- [SHORT PROBLEM] Copy each of the following rows verbatim, in the same order.

** Start of DATA SHOWN **

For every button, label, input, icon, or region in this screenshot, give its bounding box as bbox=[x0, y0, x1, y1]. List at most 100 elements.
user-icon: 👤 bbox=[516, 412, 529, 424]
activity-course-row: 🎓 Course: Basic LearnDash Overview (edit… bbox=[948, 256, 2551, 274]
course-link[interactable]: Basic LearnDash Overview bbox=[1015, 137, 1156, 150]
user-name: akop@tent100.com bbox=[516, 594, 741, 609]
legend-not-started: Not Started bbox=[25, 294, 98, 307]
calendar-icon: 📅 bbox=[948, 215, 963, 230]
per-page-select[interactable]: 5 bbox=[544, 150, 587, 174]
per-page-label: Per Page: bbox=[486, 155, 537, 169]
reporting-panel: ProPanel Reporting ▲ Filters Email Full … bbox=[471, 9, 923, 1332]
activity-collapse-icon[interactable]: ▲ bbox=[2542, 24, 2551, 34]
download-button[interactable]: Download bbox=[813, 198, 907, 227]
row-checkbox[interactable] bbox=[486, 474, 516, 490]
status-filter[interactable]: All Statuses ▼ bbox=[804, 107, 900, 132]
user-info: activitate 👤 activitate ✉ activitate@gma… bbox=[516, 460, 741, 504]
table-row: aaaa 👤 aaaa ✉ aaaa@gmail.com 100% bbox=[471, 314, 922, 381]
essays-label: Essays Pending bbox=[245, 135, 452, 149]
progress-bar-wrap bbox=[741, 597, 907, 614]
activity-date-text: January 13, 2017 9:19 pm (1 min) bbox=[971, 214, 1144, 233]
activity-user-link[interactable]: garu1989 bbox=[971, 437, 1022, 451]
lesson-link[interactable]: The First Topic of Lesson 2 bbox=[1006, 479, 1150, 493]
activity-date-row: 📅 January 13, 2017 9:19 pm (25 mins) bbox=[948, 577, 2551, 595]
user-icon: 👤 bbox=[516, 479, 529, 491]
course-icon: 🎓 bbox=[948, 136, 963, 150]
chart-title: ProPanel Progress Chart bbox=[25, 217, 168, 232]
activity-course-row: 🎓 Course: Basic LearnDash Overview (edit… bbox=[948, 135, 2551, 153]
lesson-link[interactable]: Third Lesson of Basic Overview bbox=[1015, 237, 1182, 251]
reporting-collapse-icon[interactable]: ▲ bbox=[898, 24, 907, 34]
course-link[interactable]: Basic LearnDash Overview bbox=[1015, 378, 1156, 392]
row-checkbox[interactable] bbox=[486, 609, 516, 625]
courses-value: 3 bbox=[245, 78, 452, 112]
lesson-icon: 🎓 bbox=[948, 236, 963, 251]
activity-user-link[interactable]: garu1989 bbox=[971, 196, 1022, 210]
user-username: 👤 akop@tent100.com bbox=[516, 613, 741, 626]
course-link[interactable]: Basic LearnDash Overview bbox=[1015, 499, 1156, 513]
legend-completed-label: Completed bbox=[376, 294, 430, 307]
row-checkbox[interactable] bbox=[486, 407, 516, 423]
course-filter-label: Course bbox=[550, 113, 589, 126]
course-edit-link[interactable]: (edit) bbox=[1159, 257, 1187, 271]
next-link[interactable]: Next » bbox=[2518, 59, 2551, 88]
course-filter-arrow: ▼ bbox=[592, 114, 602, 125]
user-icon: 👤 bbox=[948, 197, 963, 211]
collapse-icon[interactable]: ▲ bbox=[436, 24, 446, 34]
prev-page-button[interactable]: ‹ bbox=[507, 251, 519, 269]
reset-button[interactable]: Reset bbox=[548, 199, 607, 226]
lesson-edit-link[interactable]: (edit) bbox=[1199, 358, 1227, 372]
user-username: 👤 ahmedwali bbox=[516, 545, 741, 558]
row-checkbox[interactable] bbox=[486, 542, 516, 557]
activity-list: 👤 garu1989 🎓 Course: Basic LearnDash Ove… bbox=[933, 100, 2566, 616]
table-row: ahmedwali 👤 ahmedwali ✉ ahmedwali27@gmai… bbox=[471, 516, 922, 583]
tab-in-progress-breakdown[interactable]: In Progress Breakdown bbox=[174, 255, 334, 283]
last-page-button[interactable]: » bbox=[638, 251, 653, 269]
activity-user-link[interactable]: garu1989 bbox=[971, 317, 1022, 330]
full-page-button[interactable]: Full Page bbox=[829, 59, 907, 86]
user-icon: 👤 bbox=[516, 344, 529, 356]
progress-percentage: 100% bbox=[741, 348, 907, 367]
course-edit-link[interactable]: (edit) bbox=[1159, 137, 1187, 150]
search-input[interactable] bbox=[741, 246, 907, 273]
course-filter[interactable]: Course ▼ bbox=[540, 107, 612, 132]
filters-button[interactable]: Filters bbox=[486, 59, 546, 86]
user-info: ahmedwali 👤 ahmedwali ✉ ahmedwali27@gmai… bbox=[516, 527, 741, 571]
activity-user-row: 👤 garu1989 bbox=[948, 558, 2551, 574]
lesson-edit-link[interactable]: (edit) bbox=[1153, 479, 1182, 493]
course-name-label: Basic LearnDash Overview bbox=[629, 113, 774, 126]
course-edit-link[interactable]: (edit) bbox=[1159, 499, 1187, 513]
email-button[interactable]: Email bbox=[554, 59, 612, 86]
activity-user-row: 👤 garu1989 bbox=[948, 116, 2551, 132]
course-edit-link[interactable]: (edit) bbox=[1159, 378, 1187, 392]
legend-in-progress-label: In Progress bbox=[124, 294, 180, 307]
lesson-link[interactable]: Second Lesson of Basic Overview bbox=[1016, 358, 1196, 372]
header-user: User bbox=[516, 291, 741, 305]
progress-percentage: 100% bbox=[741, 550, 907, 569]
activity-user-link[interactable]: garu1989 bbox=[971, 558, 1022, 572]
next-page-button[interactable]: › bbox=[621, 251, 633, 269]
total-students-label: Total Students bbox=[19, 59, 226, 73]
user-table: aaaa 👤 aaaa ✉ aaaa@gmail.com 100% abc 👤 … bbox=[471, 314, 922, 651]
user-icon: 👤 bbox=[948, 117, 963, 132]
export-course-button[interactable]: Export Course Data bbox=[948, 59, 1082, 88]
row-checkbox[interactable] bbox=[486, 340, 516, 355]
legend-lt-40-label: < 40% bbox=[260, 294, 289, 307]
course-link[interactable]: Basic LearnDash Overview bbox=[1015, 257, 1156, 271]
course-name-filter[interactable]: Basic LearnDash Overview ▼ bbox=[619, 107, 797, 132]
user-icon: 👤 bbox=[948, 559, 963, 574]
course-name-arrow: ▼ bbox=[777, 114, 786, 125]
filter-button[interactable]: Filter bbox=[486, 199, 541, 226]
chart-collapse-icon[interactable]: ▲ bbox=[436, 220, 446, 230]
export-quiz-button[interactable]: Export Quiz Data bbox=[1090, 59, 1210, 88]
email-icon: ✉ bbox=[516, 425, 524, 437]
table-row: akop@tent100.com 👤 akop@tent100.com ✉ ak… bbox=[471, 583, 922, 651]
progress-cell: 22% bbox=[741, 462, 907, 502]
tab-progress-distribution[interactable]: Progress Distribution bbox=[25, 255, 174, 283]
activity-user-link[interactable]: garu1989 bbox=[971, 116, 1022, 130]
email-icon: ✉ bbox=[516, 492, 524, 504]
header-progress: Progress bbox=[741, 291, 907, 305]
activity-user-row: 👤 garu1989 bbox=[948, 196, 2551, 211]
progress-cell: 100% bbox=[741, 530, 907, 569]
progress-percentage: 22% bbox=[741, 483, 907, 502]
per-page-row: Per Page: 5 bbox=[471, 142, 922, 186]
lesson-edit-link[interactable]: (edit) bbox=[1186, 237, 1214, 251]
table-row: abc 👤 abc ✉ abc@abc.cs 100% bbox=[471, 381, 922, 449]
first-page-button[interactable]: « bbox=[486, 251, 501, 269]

** End of DATA SHOWN **

- [RIGHT ANSWER]
For every button, label, input, icon, or region in this screenshot, give its bounding box as bbox=[x0, y0, x1, y1]. List at most 100 elements.
user-icon: 👤 bbox=[516, 412, 529, 424]
activity-course-row: 🎓 Course: Basic LearnDash Overview (edit… bbox=[948, 256, 2551, 274]
course-link[interactable]: Basic LearnDash Overview bbox=[1015, 137, 1156, 150]
user-name: akop@tent100.com bbox=[516, 594, 741, 609]
legend-not-started: Not Started bbox=[25, 294, 98, 307]
calendar-icon: 📅 bbox=[948, 215, 963, 230]
per-page-select[interactable]: 5 bbox=[544, 150, 587, 174]
per-page-label: Per Page: bbox=[486, 155, 537, 169]
reporting-panel: ProPanel Reporting ▲ Filters Email Full … bbox=[471, 9, 923, 1332]
activity-collapse-icon[interactable]: ▲ bbox=[2542, 24, 2551, 34]
download-button[interactable]: Download bbox=[813, 198, 907, 227]
row-checkbox[interactable] bbox=[486, 474, 516, 490]
status-filter[interactable]: All Statuses ▼ bbox=[804, 107, 900, 132]
user-info: activitate 👤 activitate ✉ activitate@gma… bbox=[516, 460, 741, 504]
table-row: aaaa 👤 aaaa ✉ aaaa@gmail.com 100% bbox=[471, 314, 922, 381]
essays-label: Essays Pending bbox=[245, 135, 452, 149]
progress-bar-wrap bbox=[741, 597, 907, 614]
activity-date-text: January 13, 2017 9:19 pm (1 min) bbox=[971, 214, 1144, 233]
activity-user-link[interactable]: garu1989 bbox=[971, 437, 1022, 451]
lesson-link[interactable]: The First Topic of Lesson 2 bbox=[1006, 479, 1150, 493]
activity-date-row: 📅 January 13, 2017 9:19 pm (25 mins) bbox=[948, 577, 2551, 595]
user-icon: 👤 bbox=[516, 479, 529, 491]
course-icon: 🎓 bbox=[948, 136, 963, 150]
chart-title: ProPanel Progress Chart bbox=[25, 217, 168, 232]
activity-course-row: 🎓 Course: Basic LearnDash Overview (edit… bbox=[948, 135, 2551, 153]
lesson-link[interactable]: Third Lesson of Basic Overview bbox=[1015, 237, 1182, 251]
reporting-collapse-icon[interactable]: ▲ bbox=[898, 24, 907, 34]
course-link[interactable]: Basic LearnDash Overview bbox=[1015, 378, 1156, 392]
row-checkbox[interactable] bbox=[486, 609, 516, 625]
courses-value: 3 bbox=[245, 78, 452, 112]
lesson-icon: 🎓 bbox=[948, 236, 963, 251]
activity-user-link[interactable]: garu1989 bbox=[971, 196, 1022, 210]
user-username: 👤 akop@tent100.com bbox=[516, 613, 741, 626]
course-link[interactable]: Basic LearnDash Overview bbox=[1015, 499, 1156, 513]
legend-completed-label: Completed bbox=[376, 294, 430, 307]
row-checkbox[interactable] bbox=[486, 407, 516, 423]
course-filter-label: Course bbox=[550, 113, 589, 126]
course-edit-link[interactable]: (edit) bbox=[1159, 257, 1187, 271]
next-link[interactable]: Next » bbox=[2518, 59, 2551, 88]
course-filter-arrow: ▼ bbox=[592, 114, 602, 125]
user-icon: 👤 bbox=[948, 197, 963, 211]
collapse-icon[interactable]: ▲ bbox=[436, 24, 446, 34]
prev-page-button[interactable]: ‹ bbox=[507, 251, 519, 269]
reset-button[interactable]: Reset bbox=[548, 199, 607, 226]
lesson-edit-link[interactable]: (edit) bbox=[1199, 358, 1227, 372]
user-username: 👤 ahmedwali bbox=[516, 545, 741, 558]
row-checkbox[interactable] bbox=[486, 542, 516, 557]
activity-list: 👤 garu1989 🎓 Course: Basic LearnDash Ove… bbox=[933, 100, 2566, 616]
table-row: ahmedwali 👤 ahmedwali ✉ ahmedwali27@gmai… bbox=[471, 516, 922, 583]
tab-in-progress-breakdown[interactable]: In Progress Breakdown bbox=[174, 255, 334, 283]
last-page-button[interactable]: » bbox=[638, 251, 653, 269]
activity-user-link[interactable]: garu1989 bbox=[971, 317, 1022, 330]
full-page-button[interactable]: Full Page bbox=[829, 59, 907, 86]
user-icon: 👤 bbox=[516, 344, 529, 356]
progress-percentage: 100% bbox=[741, 348, 907, 367]
course-edit-link[interactable]: (edit) bbox=[1159, 137, 1187, 150]
search-input[interactable] bbox=[741, 246, 907, 273]
course-filter[interactable]: Course ▼ bbox=[540, 107, 612, 132]
filters-button[interactable]: Filters bbox=[486, 59, 546, 86]
user-info: ahmedwali 👤 ahmedwali ✉ ahmedwali27@gmai… bbox=[516, 527, 741, 571]
activity-user-row: 👤 garu1989 bbox=[948, 558, 2551, 574]
lesson-edit-link[interactable]: (edit) bbox=[1153, 479, 1182, 493]
course-name-label: Basic LearnDash Overview bbox=[629, 113, 774, 126]
course-edit-link[interactable]: (edit) bbox=[1159, 499, 1187, 513]
email-button[interactable]: Email bbox=[554, 59, 612, 86]
activity-user-row: 👤 garu1989 bbox=[948, 116, 2551, 132]
course-edit-link[interactable]: (edit) bbox=[1159, 378, 1187, 392]
legend-in-progress-label: In Progress bbox=[124, 294, 180, 307]
lesson-link[interactable]: Second Lesson of Basic Overview bbox=[1016, 358, 1196, 372]
header-user: User bbox=[516, 291, 741, 305]
progress-percentage: 100% bbox=[741, 550, 907, 569]
activity-user-link[interactable]: garu1989 bbox=[971, 558, 1022, 572]
next-page-button[interactable]: › bbox=[621, 251, 633, 269]
total-students-label: Total Students bbox=[19, 59, 226, 73]
user-table: aaaa 👤 aaaa ✉ aaaa@gmail.com 100% abc 👤 … bbox=[471, 314, 922, 651]
user-icon: 👤 bbox=[948, 117, 963, 132]
export-course-button[interactable]: Export Course Data bbox=[948, 59, 1082, 88]
row-checkbox[interactable] bbox=[486, 340, 516, 355]
legend-lt-40-label: < 40% bbox=[260, 294, 289, 307]
course-link[interactable]: Basic LearnDash Overview bbox=[1015, 257, 1156, 271]
course-name-filter[interactable]: Basic LearnDash Overview ▼ bbox=[619, 107, 797, 132]
user-icon: 👤 bbox=[948, 559, 963, 574]
course-name-arrow: ▼ bbox=[777, 114, 786, 125]
filter-button[interactable]: Filter bbox=[486, 199, 541, 226]
chart-collapse-icon[interactable]: ▲ bbox=[436, 220, 446, 230]
export-quiz-button[interactable]: Export Quiz Data bbox=[1090, 59, 1210, 88]
email-icon: ✉ bbox=[516, 425, 524, 437]
table-row: akop@tent100.com 👤 akop@tent100.com ✉ ak… bbox=[471, 583, 922, 651]
progress-cell: 22% bbox=[741, 462, 907, 502]
tab-progress-distribution[interactable]: Progress Distribution bbox=[25, 255, 174, 283]
activity-user-link[interactable]: garu1989 bbox=[971, 116, 1022, 130]
email-icon: ✉ bbox=[516, 492, 524, 504]
header-progress: Progress bbox=[741, 291, 907, 305]
activity-user-row: 👤 garu1989 bbox=[948, 196, 2551, 211]
progress-cell: 100% bbox=[741, 530, 907, 569]
progress-percentage: 22% bbox=[741, 483, 907, 502]
per-page-row: Per Page: 5 bbox=[471, 142, 922, 186]
lesson-edit-link[interactable]: (edit) bbox=[1186, 237, 1214, 251]
table-row: abc 👤 abc ✉ abc@abc.cs 100% bbox=[471, 381, 922, 449]
first-page-button[interactable]: « bbox=[486, 251, 501, 269]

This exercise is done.